Problem description ->
Work out how many lines of the records hold the string "ratio", and reply with that number alone.

Task material ->
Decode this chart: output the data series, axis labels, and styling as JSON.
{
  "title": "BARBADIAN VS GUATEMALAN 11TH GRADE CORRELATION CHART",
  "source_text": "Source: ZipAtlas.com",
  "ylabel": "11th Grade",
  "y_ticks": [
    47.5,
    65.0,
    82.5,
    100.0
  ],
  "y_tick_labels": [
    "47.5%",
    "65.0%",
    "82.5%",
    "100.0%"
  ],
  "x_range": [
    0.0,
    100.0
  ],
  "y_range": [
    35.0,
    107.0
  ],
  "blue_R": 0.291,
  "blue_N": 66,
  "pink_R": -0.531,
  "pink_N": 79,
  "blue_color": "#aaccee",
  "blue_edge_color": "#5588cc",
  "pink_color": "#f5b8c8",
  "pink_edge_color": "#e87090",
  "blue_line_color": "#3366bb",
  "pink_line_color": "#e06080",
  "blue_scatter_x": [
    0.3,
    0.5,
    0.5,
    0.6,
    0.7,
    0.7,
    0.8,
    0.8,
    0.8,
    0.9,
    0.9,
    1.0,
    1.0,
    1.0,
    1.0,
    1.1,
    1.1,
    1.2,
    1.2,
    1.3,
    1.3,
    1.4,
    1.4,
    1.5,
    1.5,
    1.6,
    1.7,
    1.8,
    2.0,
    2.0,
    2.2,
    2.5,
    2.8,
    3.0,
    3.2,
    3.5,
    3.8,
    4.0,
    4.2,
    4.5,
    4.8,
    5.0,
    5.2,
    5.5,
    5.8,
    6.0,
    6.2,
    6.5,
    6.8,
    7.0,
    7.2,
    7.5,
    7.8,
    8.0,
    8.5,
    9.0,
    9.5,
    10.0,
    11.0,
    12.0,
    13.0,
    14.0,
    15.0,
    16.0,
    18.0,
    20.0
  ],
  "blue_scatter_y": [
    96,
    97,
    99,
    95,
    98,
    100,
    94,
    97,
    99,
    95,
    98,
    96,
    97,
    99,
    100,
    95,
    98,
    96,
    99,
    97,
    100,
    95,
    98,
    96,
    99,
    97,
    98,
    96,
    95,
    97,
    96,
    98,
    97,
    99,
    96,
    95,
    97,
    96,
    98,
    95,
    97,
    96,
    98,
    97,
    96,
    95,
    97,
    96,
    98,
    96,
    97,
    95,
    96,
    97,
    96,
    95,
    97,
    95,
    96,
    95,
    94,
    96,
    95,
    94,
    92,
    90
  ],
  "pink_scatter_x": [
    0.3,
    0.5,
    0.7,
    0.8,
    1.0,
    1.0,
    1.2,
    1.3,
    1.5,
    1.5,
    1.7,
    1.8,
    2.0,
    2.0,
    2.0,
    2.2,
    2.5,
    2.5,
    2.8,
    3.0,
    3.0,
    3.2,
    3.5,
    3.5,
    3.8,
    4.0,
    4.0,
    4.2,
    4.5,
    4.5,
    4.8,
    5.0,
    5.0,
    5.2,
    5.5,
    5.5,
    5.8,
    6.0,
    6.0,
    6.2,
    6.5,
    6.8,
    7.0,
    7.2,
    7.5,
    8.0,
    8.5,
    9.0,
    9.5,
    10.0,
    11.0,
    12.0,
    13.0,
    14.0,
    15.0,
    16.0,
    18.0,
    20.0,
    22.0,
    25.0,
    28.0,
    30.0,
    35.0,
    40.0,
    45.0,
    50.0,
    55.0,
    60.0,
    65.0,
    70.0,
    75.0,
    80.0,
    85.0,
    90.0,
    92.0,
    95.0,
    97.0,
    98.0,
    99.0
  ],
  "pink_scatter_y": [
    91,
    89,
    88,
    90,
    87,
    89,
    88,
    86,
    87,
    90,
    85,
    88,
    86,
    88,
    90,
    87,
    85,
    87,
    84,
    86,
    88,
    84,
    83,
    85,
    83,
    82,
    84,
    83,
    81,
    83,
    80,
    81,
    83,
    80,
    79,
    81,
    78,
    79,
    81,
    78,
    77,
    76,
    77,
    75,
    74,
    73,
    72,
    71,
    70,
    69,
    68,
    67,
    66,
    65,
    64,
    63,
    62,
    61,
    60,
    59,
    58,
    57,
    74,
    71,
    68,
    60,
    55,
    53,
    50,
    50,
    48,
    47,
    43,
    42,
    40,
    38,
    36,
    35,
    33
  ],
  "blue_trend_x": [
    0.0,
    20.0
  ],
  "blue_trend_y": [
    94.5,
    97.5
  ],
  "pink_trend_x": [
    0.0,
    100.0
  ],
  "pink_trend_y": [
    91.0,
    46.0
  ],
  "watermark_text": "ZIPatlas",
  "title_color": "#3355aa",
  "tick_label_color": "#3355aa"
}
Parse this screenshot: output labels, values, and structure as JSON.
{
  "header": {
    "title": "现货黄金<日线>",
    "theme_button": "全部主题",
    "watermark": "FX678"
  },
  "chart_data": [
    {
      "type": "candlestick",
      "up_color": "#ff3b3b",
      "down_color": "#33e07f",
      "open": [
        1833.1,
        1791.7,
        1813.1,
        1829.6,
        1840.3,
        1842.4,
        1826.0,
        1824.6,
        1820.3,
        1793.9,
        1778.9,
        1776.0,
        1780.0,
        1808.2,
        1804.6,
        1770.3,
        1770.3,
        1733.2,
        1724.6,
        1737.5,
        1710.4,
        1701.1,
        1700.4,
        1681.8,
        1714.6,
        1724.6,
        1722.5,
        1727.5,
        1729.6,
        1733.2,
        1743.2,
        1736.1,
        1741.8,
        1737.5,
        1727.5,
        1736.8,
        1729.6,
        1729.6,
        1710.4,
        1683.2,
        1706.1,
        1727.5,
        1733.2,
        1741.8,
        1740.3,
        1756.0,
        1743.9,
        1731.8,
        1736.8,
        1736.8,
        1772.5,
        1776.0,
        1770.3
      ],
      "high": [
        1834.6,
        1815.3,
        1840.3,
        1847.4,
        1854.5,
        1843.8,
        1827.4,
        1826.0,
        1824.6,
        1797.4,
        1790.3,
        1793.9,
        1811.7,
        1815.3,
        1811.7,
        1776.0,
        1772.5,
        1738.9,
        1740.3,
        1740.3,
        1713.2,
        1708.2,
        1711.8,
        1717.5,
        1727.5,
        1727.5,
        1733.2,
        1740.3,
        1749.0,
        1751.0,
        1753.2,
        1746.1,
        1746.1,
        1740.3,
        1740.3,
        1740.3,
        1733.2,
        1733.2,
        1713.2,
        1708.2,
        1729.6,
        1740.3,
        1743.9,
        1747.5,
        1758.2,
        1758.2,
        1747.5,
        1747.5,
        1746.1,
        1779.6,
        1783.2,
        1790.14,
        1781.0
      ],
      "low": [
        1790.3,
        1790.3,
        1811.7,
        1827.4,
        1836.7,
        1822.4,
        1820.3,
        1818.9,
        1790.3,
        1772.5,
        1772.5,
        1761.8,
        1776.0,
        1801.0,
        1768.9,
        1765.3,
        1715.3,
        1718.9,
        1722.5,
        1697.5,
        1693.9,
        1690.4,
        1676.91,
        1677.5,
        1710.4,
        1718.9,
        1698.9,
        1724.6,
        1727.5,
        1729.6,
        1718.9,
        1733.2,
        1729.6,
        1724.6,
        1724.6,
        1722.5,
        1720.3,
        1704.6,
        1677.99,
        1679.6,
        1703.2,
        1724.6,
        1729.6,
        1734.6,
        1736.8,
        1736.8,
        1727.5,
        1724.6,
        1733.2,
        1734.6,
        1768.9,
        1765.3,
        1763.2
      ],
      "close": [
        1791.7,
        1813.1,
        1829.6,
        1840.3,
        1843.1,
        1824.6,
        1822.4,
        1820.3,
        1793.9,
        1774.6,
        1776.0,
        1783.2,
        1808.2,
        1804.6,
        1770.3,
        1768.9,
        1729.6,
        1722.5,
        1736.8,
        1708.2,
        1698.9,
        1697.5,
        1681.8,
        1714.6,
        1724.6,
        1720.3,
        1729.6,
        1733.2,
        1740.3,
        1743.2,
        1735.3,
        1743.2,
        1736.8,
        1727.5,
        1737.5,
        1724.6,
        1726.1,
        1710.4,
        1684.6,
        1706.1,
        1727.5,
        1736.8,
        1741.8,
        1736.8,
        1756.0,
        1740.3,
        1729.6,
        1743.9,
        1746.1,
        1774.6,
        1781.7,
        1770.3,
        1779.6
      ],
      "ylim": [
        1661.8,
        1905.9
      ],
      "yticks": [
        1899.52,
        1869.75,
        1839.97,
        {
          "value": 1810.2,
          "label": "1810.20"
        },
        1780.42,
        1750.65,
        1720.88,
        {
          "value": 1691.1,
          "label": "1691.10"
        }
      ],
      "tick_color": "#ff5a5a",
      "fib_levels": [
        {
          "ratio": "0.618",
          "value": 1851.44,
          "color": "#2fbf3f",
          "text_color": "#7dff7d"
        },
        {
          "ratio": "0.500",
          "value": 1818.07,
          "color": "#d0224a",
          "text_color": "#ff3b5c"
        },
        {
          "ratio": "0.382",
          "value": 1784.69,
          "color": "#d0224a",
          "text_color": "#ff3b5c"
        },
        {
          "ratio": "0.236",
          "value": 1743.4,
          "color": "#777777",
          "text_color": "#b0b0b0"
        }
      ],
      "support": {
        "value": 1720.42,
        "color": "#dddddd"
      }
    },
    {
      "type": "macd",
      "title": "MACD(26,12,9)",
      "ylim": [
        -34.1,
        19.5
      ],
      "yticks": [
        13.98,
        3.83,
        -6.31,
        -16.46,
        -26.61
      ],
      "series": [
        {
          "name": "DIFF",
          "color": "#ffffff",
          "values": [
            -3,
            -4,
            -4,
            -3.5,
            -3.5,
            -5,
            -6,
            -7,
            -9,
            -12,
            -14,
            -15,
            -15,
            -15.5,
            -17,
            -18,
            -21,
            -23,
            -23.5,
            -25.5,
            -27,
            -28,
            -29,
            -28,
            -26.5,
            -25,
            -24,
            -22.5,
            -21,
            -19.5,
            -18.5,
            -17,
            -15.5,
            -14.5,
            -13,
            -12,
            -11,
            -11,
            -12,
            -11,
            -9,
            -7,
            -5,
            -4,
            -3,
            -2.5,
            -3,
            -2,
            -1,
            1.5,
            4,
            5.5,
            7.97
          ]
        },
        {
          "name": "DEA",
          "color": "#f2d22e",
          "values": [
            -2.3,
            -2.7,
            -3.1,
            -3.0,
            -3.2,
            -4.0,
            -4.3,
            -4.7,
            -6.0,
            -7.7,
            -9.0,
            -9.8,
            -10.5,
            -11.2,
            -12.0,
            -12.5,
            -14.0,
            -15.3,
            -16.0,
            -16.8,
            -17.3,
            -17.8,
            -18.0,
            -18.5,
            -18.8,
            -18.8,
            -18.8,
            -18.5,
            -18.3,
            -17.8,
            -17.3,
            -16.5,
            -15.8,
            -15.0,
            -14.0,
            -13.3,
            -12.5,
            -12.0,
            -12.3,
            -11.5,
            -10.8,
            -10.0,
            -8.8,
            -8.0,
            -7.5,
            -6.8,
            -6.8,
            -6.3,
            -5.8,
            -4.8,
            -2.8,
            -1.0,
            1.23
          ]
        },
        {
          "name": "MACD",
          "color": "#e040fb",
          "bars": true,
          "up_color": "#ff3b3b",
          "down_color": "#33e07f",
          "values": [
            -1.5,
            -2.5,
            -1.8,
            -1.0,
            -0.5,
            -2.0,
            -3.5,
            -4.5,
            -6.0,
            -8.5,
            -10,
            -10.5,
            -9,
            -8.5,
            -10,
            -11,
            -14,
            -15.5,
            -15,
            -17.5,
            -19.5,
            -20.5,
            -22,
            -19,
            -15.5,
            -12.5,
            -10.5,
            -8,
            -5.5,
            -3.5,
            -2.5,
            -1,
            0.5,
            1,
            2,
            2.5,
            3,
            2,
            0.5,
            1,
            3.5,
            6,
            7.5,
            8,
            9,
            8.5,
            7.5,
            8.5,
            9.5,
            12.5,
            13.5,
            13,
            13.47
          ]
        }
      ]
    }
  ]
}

Solution for this task ->
4